### What to produce
Filter the records below down to lines containing "начало".

### Recorded data

━━━━━━━━━━━━━━━━━━━━

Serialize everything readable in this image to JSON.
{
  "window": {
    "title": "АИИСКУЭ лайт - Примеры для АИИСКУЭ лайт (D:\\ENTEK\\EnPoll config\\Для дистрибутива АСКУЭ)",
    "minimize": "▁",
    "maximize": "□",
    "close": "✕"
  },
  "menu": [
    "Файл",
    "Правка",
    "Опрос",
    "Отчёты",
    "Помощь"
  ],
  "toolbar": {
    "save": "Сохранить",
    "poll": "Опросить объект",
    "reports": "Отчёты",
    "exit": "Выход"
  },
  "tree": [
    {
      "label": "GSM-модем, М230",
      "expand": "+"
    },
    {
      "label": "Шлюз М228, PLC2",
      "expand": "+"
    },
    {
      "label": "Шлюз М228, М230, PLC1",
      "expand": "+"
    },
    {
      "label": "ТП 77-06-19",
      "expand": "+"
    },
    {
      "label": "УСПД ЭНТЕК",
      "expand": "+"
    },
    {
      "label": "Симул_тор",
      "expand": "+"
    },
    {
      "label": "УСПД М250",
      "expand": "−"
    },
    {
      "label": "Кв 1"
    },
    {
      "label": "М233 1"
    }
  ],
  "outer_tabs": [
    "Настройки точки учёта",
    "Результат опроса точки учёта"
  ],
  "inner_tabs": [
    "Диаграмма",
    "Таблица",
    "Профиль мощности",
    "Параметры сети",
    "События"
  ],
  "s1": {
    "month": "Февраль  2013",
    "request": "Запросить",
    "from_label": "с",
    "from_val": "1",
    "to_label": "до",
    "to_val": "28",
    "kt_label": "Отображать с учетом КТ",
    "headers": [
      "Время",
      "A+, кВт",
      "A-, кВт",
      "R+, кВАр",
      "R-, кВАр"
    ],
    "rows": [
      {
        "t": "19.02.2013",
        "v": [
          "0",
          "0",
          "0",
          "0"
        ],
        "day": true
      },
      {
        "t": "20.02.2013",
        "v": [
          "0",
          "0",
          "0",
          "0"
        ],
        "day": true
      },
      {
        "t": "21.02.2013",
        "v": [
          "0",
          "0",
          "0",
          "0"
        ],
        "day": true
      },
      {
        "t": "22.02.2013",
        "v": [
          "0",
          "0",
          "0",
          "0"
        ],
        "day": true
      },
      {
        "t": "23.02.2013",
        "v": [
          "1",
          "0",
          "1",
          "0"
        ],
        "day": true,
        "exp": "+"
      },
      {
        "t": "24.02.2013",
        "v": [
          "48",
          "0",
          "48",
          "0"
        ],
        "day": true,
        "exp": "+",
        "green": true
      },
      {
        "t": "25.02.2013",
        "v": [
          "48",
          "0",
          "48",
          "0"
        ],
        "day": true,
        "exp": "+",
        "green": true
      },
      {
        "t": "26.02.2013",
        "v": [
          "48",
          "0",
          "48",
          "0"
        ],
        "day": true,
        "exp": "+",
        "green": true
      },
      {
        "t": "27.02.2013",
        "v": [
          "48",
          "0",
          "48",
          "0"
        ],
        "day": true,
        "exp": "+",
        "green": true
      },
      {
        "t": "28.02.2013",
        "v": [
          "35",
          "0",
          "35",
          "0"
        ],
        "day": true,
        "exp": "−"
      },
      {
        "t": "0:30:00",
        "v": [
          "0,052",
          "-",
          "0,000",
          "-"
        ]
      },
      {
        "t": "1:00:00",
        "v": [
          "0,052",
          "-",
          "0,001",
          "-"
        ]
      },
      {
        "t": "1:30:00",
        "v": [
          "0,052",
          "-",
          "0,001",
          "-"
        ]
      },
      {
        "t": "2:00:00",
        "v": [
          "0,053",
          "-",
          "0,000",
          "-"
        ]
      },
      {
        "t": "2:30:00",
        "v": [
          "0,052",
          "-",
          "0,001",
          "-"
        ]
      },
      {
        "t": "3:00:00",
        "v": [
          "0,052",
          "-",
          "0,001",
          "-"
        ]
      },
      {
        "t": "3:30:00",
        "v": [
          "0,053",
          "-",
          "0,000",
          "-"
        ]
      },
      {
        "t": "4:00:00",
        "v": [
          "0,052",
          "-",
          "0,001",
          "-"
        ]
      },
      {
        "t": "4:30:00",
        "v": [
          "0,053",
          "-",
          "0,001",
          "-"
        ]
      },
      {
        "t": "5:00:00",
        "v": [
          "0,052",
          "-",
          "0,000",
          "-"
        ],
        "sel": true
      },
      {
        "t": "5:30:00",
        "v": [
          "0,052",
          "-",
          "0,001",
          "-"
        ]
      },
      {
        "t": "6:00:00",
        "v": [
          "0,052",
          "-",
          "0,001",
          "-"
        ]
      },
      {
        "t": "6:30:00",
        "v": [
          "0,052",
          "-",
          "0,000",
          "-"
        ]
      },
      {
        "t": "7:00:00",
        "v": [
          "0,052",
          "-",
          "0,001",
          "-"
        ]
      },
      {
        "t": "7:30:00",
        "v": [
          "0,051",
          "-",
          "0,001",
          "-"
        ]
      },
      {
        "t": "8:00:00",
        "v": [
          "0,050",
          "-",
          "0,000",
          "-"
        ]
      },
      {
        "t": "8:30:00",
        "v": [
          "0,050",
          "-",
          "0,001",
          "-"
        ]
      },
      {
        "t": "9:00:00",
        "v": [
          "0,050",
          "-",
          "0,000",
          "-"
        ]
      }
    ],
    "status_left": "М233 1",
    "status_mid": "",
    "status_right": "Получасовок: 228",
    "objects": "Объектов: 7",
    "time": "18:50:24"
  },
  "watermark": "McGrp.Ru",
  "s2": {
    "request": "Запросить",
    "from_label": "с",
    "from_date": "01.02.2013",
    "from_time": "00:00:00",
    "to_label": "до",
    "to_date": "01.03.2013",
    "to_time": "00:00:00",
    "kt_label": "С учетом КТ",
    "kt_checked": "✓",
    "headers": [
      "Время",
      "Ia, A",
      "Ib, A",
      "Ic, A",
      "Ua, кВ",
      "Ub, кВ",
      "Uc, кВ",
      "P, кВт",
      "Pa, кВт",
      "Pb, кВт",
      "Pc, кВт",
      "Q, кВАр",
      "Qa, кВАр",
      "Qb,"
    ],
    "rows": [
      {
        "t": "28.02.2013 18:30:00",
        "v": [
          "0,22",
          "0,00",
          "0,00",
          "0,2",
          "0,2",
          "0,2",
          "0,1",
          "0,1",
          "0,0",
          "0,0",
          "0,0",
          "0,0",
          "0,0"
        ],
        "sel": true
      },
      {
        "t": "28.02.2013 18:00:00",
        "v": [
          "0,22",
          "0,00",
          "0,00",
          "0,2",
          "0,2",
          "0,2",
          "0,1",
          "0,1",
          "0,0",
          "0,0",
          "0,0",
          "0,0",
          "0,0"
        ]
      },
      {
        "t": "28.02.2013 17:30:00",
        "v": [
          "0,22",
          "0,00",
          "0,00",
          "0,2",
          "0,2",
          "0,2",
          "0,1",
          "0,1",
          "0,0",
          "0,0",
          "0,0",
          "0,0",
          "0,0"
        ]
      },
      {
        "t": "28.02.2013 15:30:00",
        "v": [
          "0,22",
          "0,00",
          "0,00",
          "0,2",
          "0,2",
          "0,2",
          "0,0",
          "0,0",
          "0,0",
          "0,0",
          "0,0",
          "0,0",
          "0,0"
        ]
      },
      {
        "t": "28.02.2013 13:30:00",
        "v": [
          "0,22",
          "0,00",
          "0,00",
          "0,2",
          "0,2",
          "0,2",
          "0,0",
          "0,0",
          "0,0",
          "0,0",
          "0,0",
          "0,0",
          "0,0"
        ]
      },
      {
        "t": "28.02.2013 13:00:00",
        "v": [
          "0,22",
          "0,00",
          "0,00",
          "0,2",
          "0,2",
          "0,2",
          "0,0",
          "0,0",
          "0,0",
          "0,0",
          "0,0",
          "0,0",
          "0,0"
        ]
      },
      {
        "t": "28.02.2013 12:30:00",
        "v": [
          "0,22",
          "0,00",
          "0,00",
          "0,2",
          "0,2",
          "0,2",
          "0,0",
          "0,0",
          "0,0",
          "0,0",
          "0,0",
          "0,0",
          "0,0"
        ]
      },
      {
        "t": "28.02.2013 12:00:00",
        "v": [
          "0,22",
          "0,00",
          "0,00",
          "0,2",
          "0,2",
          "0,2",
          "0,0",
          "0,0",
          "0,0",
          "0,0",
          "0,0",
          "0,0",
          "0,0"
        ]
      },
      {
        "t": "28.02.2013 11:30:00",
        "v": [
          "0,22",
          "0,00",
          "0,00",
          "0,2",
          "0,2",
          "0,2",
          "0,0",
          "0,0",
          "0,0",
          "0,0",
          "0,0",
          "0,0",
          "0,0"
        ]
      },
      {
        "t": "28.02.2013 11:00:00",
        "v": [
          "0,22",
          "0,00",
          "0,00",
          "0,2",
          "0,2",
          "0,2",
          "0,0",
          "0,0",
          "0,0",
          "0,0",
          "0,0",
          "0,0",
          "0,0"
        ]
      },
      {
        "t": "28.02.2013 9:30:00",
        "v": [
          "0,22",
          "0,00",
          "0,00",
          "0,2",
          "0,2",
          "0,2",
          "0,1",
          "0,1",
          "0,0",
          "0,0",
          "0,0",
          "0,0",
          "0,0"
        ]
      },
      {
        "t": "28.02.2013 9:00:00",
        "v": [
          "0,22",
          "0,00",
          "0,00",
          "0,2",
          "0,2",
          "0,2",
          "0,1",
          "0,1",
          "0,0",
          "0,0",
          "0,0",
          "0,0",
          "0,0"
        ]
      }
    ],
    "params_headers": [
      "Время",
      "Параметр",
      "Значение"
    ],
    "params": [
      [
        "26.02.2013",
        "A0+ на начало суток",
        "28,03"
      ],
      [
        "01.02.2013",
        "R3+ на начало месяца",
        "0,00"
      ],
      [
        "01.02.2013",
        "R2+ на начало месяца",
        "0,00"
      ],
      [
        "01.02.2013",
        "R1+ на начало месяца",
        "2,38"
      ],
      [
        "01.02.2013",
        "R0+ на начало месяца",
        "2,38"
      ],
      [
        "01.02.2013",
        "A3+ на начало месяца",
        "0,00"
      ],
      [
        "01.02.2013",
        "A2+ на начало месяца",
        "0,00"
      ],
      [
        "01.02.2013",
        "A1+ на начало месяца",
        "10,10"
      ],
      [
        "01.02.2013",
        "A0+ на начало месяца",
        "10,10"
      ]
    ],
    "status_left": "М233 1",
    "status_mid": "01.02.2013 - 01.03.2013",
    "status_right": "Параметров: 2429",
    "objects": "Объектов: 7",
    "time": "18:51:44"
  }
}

━━━━━━━━━━━━━━━━━━━━

### Finished task
        "A0+ на начало суток",
        "R3+ на начало месяца",
        "R2+ на начало месяца",
        "R1+ на начало месяца",
        "R0+ на начало месяца",
        "A3+ на начало месяца",
        "A2+ на начало месяца",
        "A1+ на начало месяца",
        "A0+ на начало месяца",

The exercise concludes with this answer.